== STATED PROBLEM ==
Output a single figure: the number of lines in which the word "mûre" appears.

== GIVEN DATA ==

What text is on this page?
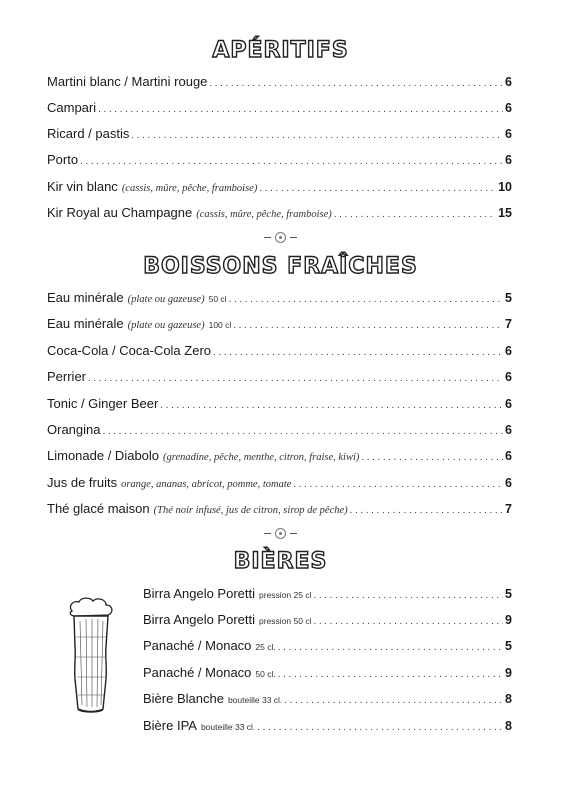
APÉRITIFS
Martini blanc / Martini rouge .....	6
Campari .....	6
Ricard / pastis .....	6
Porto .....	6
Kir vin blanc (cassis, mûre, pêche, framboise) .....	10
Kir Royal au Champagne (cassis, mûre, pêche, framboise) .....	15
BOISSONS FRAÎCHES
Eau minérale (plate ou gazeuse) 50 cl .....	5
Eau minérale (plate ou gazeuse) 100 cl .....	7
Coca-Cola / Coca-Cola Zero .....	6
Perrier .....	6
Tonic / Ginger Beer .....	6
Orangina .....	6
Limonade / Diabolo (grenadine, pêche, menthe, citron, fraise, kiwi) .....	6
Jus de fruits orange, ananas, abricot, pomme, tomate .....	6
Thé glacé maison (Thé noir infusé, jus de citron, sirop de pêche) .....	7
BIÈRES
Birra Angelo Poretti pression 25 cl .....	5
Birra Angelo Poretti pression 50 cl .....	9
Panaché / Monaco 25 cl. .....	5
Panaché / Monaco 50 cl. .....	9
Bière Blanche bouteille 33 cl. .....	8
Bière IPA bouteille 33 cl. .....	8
...
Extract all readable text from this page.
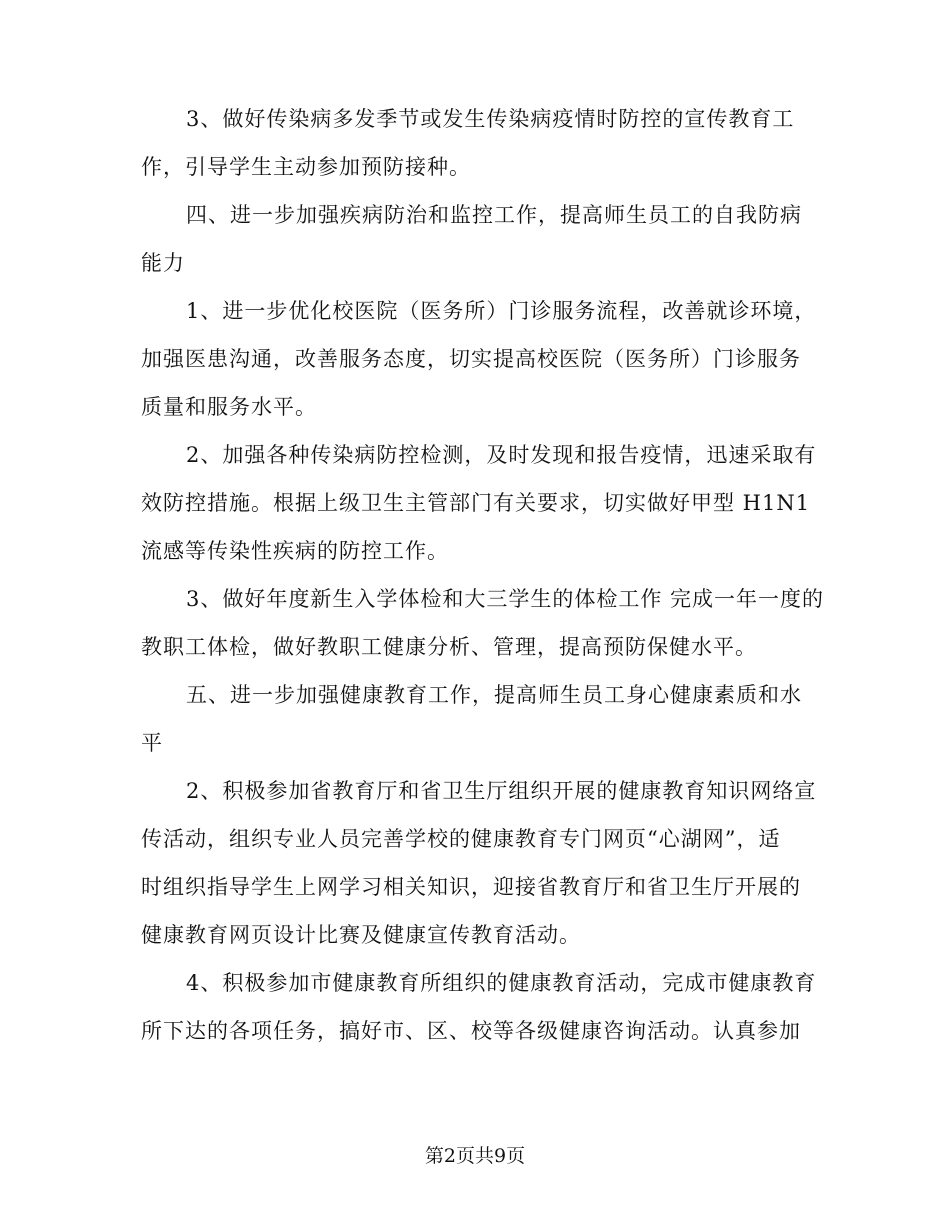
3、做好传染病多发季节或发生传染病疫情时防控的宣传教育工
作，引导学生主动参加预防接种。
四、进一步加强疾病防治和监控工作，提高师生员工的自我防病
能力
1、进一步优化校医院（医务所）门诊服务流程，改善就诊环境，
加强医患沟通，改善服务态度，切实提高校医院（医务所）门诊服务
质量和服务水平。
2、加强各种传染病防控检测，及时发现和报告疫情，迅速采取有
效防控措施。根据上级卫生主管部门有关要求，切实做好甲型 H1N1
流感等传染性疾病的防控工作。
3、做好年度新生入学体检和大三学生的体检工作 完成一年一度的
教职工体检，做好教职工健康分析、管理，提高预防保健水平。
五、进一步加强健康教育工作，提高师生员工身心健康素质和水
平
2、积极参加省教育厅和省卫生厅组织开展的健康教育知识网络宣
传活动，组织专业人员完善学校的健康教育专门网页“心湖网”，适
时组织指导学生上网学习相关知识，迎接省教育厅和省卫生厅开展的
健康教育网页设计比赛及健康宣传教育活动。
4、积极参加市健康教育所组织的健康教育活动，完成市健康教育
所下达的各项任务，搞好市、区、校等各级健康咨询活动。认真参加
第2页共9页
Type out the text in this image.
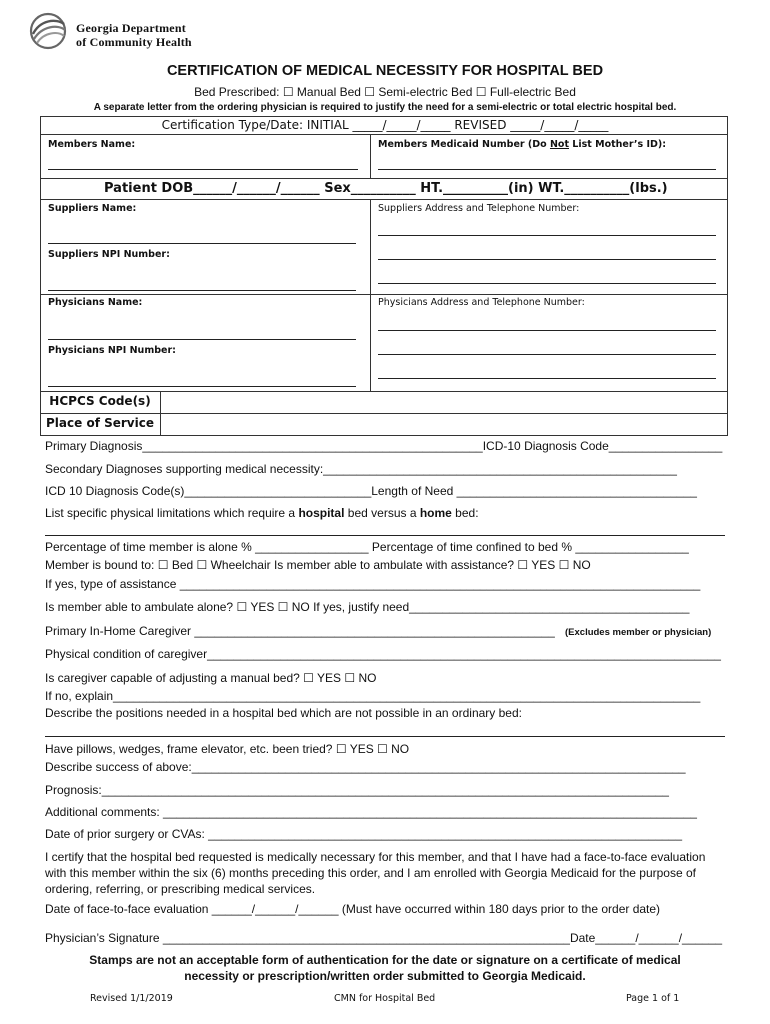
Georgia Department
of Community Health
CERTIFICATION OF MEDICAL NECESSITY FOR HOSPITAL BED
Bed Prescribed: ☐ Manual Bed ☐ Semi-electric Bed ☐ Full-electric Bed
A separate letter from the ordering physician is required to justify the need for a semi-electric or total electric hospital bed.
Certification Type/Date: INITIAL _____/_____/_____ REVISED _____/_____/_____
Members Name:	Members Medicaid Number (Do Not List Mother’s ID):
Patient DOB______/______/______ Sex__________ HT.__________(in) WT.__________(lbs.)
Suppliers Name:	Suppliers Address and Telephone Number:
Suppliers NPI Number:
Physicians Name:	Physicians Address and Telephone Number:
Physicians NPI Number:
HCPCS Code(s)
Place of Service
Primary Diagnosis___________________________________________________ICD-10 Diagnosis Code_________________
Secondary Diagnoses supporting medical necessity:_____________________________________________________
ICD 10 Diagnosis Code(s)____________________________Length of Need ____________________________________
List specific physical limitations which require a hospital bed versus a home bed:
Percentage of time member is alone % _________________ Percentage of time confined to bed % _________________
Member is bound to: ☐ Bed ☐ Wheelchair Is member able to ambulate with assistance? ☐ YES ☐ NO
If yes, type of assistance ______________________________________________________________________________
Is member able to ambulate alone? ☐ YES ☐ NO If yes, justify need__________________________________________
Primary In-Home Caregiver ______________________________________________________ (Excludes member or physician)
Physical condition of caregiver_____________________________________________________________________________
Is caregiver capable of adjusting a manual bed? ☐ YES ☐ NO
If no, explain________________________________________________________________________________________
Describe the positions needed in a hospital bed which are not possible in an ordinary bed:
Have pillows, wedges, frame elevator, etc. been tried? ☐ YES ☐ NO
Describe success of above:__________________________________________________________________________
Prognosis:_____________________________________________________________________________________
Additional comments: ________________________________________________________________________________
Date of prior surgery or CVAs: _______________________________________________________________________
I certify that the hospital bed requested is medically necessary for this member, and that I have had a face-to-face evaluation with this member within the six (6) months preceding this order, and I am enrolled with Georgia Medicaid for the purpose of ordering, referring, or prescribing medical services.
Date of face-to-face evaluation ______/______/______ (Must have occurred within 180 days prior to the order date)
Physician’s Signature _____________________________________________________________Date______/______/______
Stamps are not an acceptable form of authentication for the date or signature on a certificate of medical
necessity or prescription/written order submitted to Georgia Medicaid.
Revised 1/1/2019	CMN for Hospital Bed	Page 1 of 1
* * *
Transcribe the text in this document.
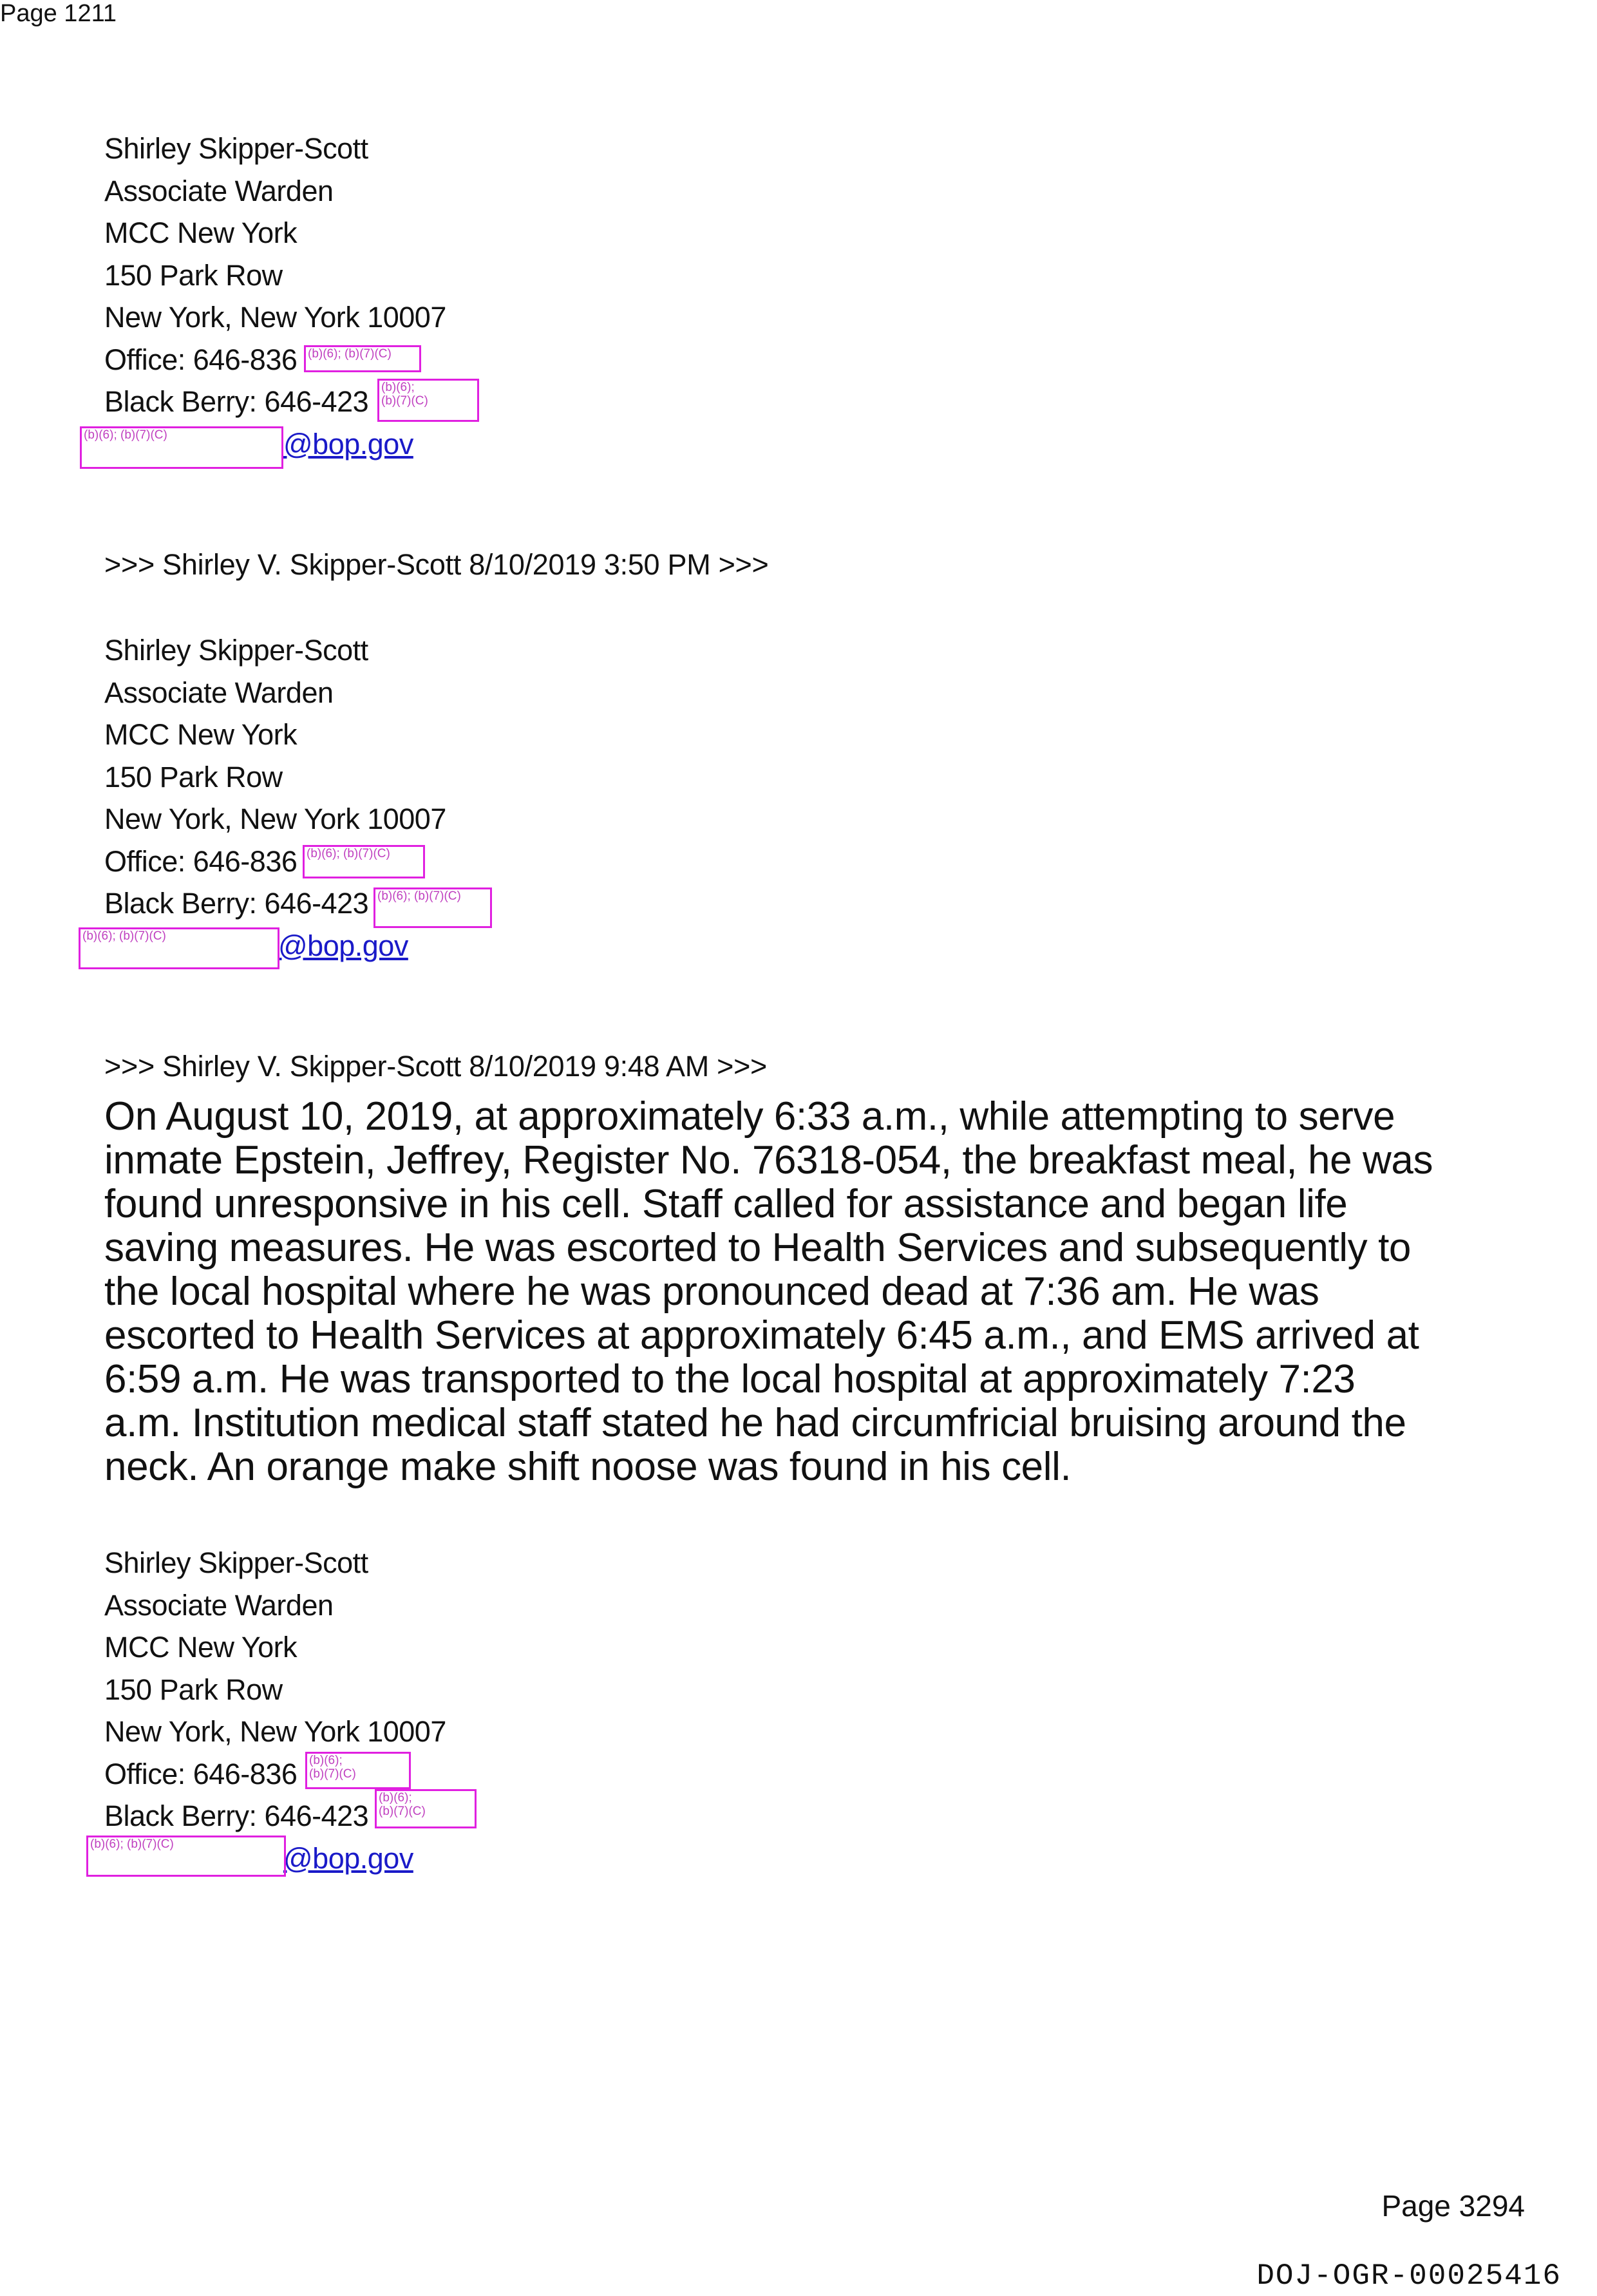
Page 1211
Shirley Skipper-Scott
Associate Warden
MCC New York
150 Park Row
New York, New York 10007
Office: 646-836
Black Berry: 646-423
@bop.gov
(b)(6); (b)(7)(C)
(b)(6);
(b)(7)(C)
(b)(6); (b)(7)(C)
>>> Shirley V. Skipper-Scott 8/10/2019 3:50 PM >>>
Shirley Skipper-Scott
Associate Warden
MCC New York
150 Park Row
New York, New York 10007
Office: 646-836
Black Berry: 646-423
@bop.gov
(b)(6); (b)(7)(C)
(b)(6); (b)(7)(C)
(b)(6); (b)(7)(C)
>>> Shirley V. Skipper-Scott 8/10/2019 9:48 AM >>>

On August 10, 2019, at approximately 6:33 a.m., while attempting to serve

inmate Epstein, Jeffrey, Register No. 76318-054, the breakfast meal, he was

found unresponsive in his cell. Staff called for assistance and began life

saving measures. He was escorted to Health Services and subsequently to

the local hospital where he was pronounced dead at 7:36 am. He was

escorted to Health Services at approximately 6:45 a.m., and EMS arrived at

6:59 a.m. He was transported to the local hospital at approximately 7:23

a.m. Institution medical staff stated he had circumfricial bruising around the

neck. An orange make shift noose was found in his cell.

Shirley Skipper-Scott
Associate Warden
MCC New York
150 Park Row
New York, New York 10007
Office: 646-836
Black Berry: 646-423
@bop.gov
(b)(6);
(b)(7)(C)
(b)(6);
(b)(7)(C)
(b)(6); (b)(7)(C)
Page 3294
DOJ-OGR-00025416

== COMPLETE OUTPUT ==
2